# Tarea a realizar
Reproduce las líneas de todos los registros sin alterar ningún carácter.

(Registros de datos)
────────────────────

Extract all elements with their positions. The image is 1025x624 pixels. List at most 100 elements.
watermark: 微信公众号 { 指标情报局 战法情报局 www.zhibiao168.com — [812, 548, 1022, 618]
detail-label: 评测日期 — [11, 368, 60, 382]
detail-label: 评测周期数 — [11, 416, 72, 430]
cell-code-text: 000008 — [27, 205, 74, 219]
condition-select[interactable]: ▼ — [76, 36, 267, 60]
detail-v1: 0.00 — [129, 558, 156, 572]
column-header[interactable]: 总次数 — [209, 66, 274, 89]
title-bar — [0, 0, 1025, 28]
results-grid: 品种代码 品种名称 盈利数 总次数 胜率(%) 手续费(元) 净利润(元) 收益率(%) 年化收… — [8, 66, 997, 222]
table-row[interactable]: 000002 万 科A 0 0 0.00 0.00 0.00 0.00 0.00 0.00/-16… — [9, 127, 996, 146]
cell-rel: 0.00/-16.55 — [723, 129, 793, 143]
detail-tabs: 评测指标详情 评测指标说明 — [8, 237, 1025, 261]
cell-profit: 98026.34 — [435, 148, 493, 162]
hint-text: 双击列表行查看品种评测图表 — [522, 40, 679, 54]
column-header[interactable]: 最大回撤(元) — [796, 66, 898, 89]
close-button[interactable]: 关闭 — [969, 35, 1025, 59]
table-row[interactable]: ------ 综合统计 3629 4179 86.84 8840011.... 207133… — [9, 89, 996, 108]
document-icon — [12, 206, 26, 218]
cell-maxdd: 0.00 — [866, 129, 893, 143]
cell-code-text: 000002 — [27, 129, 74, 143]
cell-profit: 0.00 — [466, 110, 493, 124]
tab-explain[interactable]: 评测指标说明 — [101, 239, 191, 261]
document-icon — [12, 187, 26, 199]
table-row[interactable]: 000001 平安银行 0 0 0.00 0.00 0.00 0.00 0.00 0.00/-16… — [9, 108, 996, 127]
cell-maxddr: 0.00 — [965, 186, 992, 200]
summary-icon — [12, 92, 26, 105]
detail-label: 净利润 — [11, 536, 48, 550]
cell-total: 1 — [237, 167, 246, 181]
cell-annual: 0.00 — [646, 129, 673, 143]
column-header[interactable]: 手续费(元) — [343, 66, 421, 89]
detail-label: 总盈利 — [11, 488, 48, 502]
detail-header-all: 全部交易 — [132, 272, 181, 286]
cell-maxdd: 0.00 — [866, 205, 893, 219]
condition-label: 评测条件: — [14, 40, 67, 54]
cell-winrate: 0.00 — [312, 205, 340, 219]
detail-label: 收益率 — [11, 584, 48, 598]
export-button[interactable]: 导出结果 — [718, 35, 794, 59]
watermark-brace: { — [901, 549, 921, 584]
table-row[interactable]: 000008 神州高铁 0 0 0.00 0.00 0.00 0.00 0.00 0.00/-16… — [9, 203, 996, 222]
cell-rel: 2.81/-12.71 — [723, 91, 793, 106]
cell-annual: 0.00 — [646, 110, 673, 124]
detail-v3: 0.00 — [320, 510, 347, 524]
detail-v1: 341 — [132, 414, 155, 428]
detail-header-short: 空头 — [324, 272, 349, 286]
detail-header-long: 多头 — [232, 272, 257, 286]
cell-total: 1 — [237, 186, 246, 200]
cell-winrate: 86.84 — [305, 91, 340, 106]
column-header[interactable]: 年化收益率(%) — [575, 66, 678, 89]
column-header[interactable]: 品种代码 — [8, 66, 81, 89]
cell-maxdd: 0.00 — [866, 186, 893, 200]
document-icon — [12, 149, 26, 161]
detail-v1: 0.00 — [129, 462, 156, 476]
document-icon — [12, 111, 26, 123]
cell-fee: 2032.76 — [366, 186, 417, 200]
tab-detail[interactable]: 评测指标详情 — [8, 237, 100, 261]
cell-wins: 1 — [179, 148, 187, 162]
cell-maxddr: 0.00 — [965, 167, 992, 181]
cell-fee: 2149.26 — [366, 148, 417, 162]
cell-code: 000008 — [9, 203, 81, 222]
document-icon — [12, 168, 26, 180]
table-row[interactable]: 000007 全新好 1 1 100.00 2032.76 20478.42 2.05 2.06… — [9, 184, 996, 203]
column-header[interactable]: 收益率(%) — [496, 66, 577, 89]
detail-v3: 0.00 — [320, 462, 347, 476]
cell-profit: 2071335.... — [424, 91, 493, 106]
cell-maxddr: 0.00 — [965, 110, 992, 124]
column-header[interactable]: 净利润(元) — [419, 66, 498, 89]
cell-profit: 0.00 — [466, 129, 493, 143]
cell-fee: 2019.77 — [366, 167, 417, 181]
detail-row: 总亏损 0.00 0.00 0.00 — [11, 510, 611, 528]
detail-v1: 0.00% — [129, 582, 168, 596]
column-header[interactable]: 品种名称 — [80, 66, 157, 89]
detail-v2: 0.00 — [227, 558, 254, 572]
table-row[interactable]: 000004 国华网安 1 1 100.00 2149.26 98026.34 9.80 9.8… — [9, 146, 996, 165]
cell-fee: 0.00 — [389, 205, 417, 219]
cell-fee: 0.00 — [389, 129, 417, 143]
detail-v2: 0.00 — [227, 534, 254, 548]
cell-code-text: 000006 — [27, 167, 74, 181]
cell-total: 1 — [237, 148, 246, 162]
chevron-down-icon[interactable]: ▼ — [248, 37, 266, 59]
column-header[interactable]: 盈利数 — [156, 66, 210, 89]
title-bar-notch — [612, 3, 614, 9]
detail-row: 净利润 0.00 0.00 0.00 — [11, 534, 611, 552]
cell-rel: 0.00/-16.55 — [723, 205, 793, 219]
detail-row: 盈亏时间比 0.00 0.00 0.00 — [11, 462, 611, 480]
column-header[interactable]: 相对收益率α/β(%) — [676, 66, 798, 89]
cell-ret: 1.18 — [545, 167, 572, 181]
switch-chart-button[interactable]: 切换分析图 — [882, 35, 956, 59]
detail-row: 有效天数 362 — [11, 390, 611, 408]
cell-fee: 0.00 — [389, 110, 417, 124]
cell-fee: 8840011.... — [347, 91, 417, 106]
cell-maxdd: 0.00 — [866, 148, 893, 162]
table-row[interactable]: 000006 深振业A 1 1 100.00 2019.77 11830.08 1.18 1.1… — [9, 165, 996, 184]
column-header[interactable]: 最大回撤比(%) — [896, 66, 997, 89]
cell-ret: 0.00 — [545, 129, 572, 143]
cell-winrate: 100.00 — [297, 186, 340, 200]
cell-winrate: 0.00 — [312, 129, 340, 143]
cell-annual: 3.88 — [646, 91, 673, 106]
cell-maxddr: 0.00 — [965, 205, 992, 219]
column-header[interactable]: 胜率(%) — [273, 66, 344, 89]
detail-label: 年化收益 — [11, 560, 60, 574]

────────────────────

# Respuesta a continuación
Extract all elements with their positions. The image is 1025x624 pixels. List at most 100 elements.
watermark: 微信公众号 { 指标情报局 战法情报局 www.zhibiao168.com — [812, 548, 1022, 618]
detail-label: 评测日期 — [11, 368, 60, 382]
detail-label: 评测周期数 — [11, 416, 72, 430]
cell-code-text: 000008 — [27, 205, 74, 219]
condition-select[interactable]: ▼ — [76, 36, 267, 60]
detail-v1: 0.00 — [129, 558, 156, 572]
column-header[interactable]: 总次数 — [209, 66, 274, 89]
title-bar — [0, 0, 1025, 28]
results-grid: 品种代码 品种名称 盈利数 总次数 胜率(%) 手续费(元) 净利润(元) 收益率(%) 年化收… — [8, 66, 997, 222]
table-row[interactable]: 000002 万 科A 0 0 0.00 0.00 0.00 0.00 0.00 0.00/-16… — [9, 127, 996, 146]
cell-rel: 0.00/-16.55 — [723, 129, 793, 143]
detail-tabs: 评测指标详情 评测指标说明 — [8, 237, 1025, 261]
cell-profit: 98026.34 — [435, 148, 493, 162]
hint-text: 双击列表行查看品种评测图表 — [522, 40, 679, 54]
column-header[interactable]: 最大回撤(元) — [796, 66, 898, 89]
close-button[interactable]: 关闭 — [969, 35, 1025, 59]
table-row[interactable]: ------ 综合统计 3629 4179 86.84 8840011.... 207133… — [9, 89, 996, 108]
document-icon — [12, 206, 26, 218]
cell-maxdd: 0.00 — [866, 129, 893, 143]
cell-code-text: 000002 — [27, 129, 74, 143]
cell-profit: 0.00 — [466, 110, 493, 124]
tab-explain[interactable]: 评测指标说明 — [101, 239, 191, 261]
document-icon — [12, 187, 26, 199]
table-row[interactable]: 000001 平安银行 0 0 0.00 0.00 0.00 0.00 0.00 0.00/-16… — [9, 108, 996, 127]
cell-maxddr: 0.00 — [965, 186, 992, 200]
summary-icon — [12, 92, 26, 105]
detail-label: 净利润 — [11, 536, 48, 550]
cell-total: 1 — [237, 167, 246, 181]
cell-annual: 0.00 — [646, 129, 673, 143]
column-header[interactable]: 手续费(元) — [343, 66, 421, 89]
detail-label: 总盈利 — [11, 488, 48, 502]
detail-header-all: 全部交易 — [132, 272, 181, 286]
cell-maxdd: 0.00 — [866, 205, 893, 219]
condition-label: 评测条件: — [14, 40, 67, 54]
cell-winrate: 0.00 — [312, 205, 340, 219]
detail-label: 收益率 — [11, 584, 48, 598]
export-button[interactable]: 导出结果 — [718, 35, 794, 59]
watermark-brace: { — [901, 549, 921, 584]
table-row[interactable]: 000008 神州高铁 0 0 0.00 0.00 0.00 0.00 0.00 0.00/-16… — [9, 203, 996, 222]
cell-rel: 2.81/-12.71 — [723, 91, 793, 106]
cell-annual: 0.00 — [646, 110, 673, 124]
detail-v3: 0.00 — [320, 510, 347, 524]
detail-v1: 341 — [132, 414, 155, 428]
detail-header-short: 空头 — [324, 272, 349, 286]
detail-header-long: 多头 — [232, 272, 257, 286]
cell-total: 1 — [237, 186, 246, 200]
cell-winrate: 86.84 — [305, 91, 340, 106]
column-header[interactable]: 年化收益率(%) — [575, 66, 678, 89]
column-header[interactable]: 品种代码 — [8, 66, 81, 89]
cell-maxdd: 0.00 — [866, 186, 893, 200]
document-icon — [12, 149, 26, 161]
detail-v1: 0.00 — [129, 462, 156, 476]
document-icon — [12, 111, 26, 123]
cell-fee: 2032.76 — [366, 186, 417, 200]
tab-detail[interactable]: 评测指标详情 — [8, 237, 100, 261]
cell-wins: 1 — [179, 148, 187, 162]
cell-maxddr: 0.00 — [965, 167, 992, 181]
cell-fee: 2149.26 — [366, 148, 417, 162]
cell-code: 000008 — [9, 203, 81, 222]
document-icon — [12, 168, 26, 180]
table-row[interactable]: 000007 全新好 1 1 100.00 2032.76 20478.42 2.05 2.06… — [9, 184, 996, 203]
column-header[interactable]: 收益率(%) — [496, 66, 577, 89]
detail-v3: 0.00 — [320, 462, 347, 476]
cell-profit: 2071335.... — [424, 91, 493, 106]
cell-maxddr: 0.00 — [965, 110, 992, 124]
column-header[interactable]: 净利润(元) — [419, 66, 498, 89]
cell-profit: 0.00 — [466, 129, 493, 143]
cell-fee: 2019.77 — [366, 167, 417, 181]
detail-row: 总亏损 0.00 0.00 0.00 — [11, 510, 611, 528]
detail-v1: 0.00% — [129, 582, 168, 596]
column-header[interactable]: 品种名称 — [80, 66, 157, 89]
detail-v2: 0.00 — [227, 558, 254, 572]
table-row[interactable]: 000004 国华网安 1 1 100.00 2149.26 98026.34 9.80 9.8… — [9, 146, 996, 165]
cell-fee: 0.00 — [389, 205, 417, 219]
cell-fee: 0.00 — [389, 129, 417, 143]
detail-v2: 0.00 — [227, 534, 254, 548]
cell-code-text: 000006 — [27, 167, 74, 181]
cell-total: 1 — [237, 148, 246, 162]
chevron-down-icon[interactable]: ▼ — [248, 37, 266, 59]
column-header[interactable]: 盈利数 — [156, 66, 210, 89]
title-bar-notch — [612, 3, 614, 9]
detail-row: 净利润 0.00 0.00 0.00 — [11, 534, 611, 552]
cell-rel: 0.00/-16.55 — [723, 205, 793, 219]
detail-row: 盈亏时间比 0.00 0.00 0.00 — [11, 462, 611, 480]
column-header[interactable]: 相对收益率α/β(%) — [676, 66, 798, 89]
cell-ret: 1.18 — [545, 167, 572, 181]
switch-chart-button[interactable]: 切换分析图 — [882, 35, 956, 59]
detail-row: 有效天数 362 — [11, 390, 611, 408]
cell-fee: 0.00 — [389, 110, 417, 124]
cell-fee: 8840011.... — [347, 91, 417, 106]
cell-maxdd: 0.00 — [866, 148, 893, 162]
table-row[interactable]: 000006 深振业A 1 1 100.00 2019.77 11830.08 1.18 1.1… — [9, 165, 996, 184]
column-header[interactable]: 最大回撤比(%) — [896, 66, 997, 89]
cell-ret: 0.00 — [545, 129, 572, 143]
cell-winrate: 100.00 — [297, 186, 340, 200]
cell-winrate: 0.00 — [312, 129, 340, 143]
cell-annual: 3.88 — [646, 91, 673, 106]
cell-maxddr: 0.00 — [965, 205, 992, 219]
column-header[interactable]: 胜率(%) — [273, 66, 344, 89]
detail-label: 年化收益 — [11, 560, 60, 574]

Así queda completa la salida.